PROBLEM STATEMENT ▸ Starting at the line containing "Output a JSON", copy each line exactly, ending with the line containing "What's the underlying". Leave out everything else.

STORED DATA ▸

==========

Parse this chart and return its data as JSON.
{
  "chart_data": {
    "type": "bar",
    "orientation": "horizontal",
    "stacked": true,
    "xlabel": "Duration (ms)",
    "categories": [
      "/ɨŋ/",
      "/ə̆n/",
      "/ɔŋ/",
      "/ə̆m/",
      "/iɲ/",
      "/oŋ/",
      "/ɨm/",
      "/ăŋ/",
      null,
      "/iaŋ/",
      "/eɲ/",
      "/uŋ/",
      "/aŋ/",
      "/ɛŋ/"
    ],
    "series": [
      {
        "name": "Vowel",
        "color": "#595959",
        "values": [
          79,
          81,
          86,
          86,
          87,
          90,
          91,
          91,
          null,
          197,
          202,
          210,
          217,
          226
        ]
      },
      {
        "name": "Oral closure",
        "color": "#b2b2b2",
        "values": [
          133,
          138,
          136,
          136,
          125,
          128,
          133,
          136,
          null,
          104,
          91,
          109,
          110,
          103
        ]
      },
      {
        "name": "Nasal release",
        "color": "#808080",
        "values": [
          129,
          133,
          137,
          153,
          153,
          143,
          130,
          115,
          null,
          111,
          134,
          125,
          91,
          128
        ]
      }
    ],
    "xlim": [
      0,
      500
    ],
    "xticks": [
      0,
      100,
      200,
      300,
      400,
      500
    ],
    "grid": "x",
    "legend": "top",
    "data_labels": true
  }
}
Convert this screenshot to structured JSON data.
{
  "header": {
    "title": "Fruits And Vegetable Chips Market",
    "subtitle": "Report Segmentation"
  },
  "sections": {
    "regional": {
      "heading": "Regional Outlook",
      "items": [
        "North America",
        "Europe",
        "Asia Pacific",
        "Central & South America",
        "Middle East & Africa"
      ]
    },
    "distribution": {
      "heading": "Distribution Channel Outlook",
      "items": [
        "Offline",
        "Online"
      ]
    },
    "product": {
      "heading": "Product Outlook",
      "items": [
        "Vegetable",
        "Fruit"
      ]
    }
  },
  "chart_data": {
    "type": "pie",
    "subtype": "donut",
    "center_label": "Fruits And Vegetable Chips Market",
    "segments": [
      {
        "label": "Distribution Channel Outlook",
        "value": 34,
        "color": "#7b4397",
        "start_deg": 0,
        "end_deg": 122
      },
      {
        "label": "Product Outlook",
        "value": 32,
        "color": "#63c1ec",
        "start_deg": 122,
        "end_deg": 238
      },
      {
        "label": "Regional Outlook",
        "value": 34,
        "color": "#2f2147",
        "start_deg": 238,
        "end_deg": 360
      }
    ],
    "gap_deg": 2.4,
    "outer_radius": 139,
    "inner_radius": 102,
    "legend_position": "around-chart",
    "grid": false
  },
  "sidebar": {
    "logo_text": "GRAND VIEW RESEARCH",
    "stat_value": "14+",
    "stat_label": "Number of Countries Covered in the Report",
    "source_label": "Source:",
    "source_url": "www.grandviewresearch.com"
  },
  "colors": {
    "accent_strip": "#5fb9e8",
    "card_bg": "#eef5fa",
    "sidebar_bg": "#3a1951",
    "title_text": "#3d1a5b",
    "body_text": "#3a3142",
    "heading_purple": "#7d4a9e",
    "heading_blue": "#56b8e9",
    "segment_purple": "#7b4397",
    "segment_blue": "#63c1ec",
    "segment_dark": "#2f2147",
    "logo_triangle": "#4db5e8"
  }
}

==========

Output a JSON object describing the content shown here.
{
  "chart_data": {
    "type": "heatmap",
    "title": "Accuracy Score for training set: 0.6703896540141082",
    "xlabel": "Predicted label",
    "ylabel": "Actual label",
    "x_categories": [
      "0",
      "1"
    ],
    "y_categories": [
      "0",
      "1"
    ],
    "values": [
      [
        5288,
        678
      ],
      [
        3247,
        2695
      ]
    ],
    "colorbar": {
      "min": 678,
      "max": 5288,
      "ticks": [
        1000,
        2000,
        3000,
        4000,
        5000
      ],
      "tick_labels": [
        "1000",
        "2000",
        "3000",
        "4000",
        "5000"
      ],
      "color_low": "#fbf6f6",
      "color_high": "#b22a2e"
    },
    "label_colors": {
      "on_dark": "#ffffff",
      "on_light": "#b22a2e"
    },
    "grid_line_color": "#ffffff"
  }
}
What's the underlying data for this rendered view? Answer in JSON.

==========

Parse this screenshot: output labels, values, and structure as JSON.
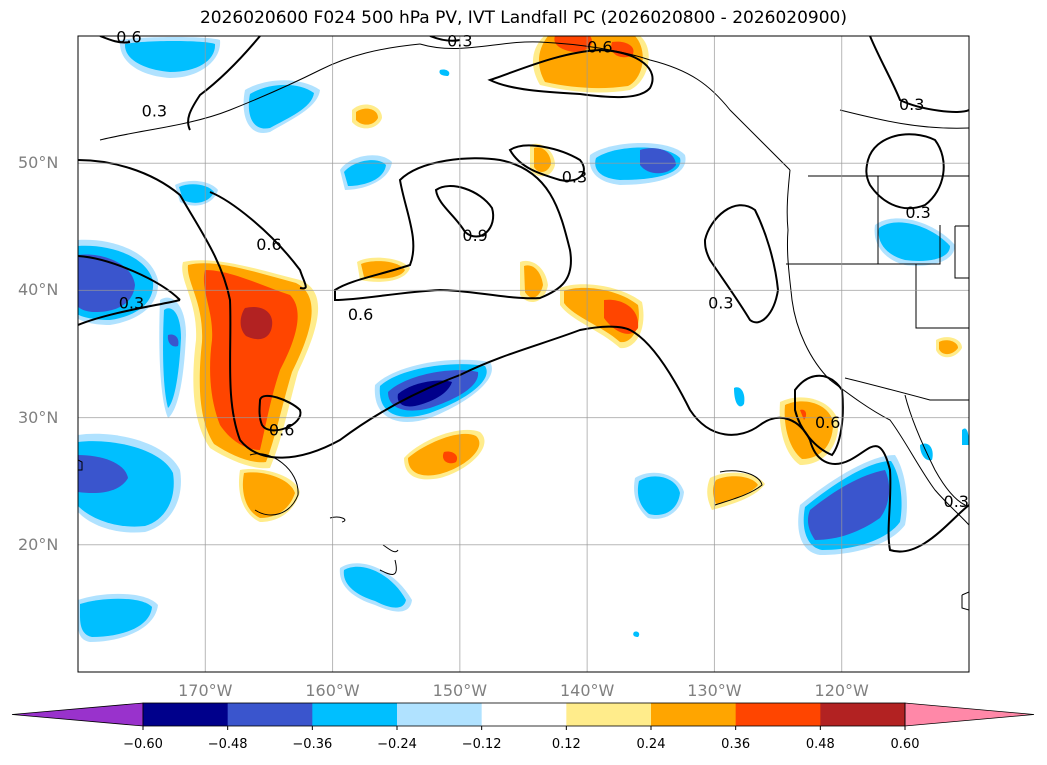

==========

OUTPUT FOR THIS EXERCISE ▸
Output a JSON object describing the content shown here.
{
  "chart_data": {
    "type": "heatmap",
    "title": "Accuracy Score for training set: 0.6703896540141082",
    "xlabel": "Predicted label",
    "ylabel": "Actual label",
    "x_categories": [
      "0",
      "1"
    ],
    "y_categories": [
      "0",
      "1"
    ],
    "values": [
      [
        5288,
        678
      ],
      [
        3247,
        2695
      ]
    ],
    "colorbar": {
      "min": 678,
      "max": 5288,
      "ticks": [
        1000,
        2000,
        3000,
        4000,
        5000
      ],
      "tick_labels": [
        "1000",
        "2000",
        "3000",
        "4000",
        "5000"
      ],
      "color_low": "#fbf6f6",
      "color_high": "#b22a2e"
    },
    "label_colors": {
      "on_dark": "#ffffff",
      "on_light": "#b22a2e"
    },
    "grid_line_color": "#ffffff"
  }
}
What's the underlying data for this rendered view? Answer in JSON.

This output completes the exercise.